▶ [PROBLEM STATEMENT]:
Copy the data precisely, keeping every character.

(Entries with figure data)
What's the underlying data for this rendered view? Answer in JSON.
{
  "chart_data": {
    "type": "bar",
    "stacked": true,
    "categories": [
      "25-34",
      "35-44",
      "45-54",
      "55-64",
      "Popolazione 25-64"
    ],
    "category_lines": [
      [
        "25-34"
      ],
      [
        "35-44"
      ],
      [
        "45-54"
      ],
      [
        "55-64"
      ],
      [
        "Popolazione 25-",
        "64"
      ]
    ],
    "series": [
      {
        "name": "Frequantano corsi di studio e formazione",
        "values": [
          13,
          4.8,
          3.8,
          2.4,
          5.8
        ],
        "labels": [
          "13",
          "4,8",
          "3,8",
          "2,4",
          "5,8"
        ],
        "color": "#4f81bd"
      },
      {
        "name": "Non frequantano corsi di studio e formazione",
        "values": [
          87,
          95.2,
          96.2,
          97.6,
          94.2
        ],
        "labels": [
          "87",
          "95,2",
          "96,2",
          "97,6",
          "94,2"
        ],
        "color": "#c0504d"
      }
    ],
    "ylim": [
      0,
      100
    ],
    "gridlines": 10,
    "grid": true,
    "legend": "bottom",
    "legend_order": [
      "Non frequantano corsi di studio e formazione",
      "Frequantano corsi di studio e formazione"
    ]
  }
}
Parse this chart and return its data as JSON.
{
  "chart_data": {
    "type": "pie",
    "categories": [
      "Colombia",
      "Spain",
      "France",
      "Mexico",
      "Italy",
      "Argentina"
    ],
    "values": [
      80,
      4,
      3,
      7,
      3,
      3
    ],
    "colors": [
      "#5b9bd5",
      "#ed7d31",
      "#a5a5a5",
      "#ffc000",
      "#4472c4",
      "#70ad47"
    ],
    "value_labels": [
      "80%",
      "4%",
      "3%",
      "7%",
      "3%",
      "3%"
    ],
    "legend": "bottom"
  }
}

▶ [SOLUTION BELOW]:
What's the underlying data for this rendered view? Answer in JSON.
{
  "chart_data": {
    "type": "bar",
    "stacked": true,
    "categories": [
      "25-34",
      "35-44",
      "45-54",
      "55-64",
      "Popolazione 25-64"
    ],
    "category_lines": [
      [
        "25-34"
      ],
      [
        "35-44"
      ],
      [
        "45-54"
      ],
      [
        "55-64"
      ],
      [
        "Popolazione 25-",
        "64"
      ]
    ],
    "series": [
      {
        "name": "Frequantano corsi di studio e formazione",
        "values": [
          13,
          4.8,
          3.8,
          2.4,
          5.8
        ],
        "labels": [
          "13",
          "4,8",
          "3,8",
          "2,4",
          "5,8"
        ],
        "color": "#4f81bd"
      },
      {
        "name": "Non frequantano corsi di studio e formazione",
        "values": [
          87,
          95.2,
          96.2,
          97.6,
          94.2
        ],
        "labels": [
          "87",
          "95,2",
          "96,2",
          "97,6",
          "94,2"
        ],
        "color": "#c0504d"
      }
    ],
    "ylim": [
      0,
      100
    ],
    "gridlines": 10,
    "grid": true,
    "legend": "bottom",
    "legend_order": [
      "Non frequantano corsi di studio e formazione",
      "Frequantano corsi di studio e formazione"
    ]
  }
}
Parse this chart and return its data as JSON.
{
  "chart_data": {
    "type": "pie",
    "categories": [
      "Colombia",
      "Spain",
      "France",
      "Mexico",
      "Italy",
      "Argentina"
    ],
    "values": [
      80,
      4,
      3,
      7,
      3,
      3
    ],
    "colors": [
      "#5b9bd5",
      "#ed7d31",
      "#a5a5a5",
      "#ffc000",
      "#4472c4",
      "#70ad47"
    ],
    "value_labels": [
      "80%",
      "4%",
      "3%",
      "7%",
      "3%",
      "3%"
    ],
    "legend": "bottom"
  }
}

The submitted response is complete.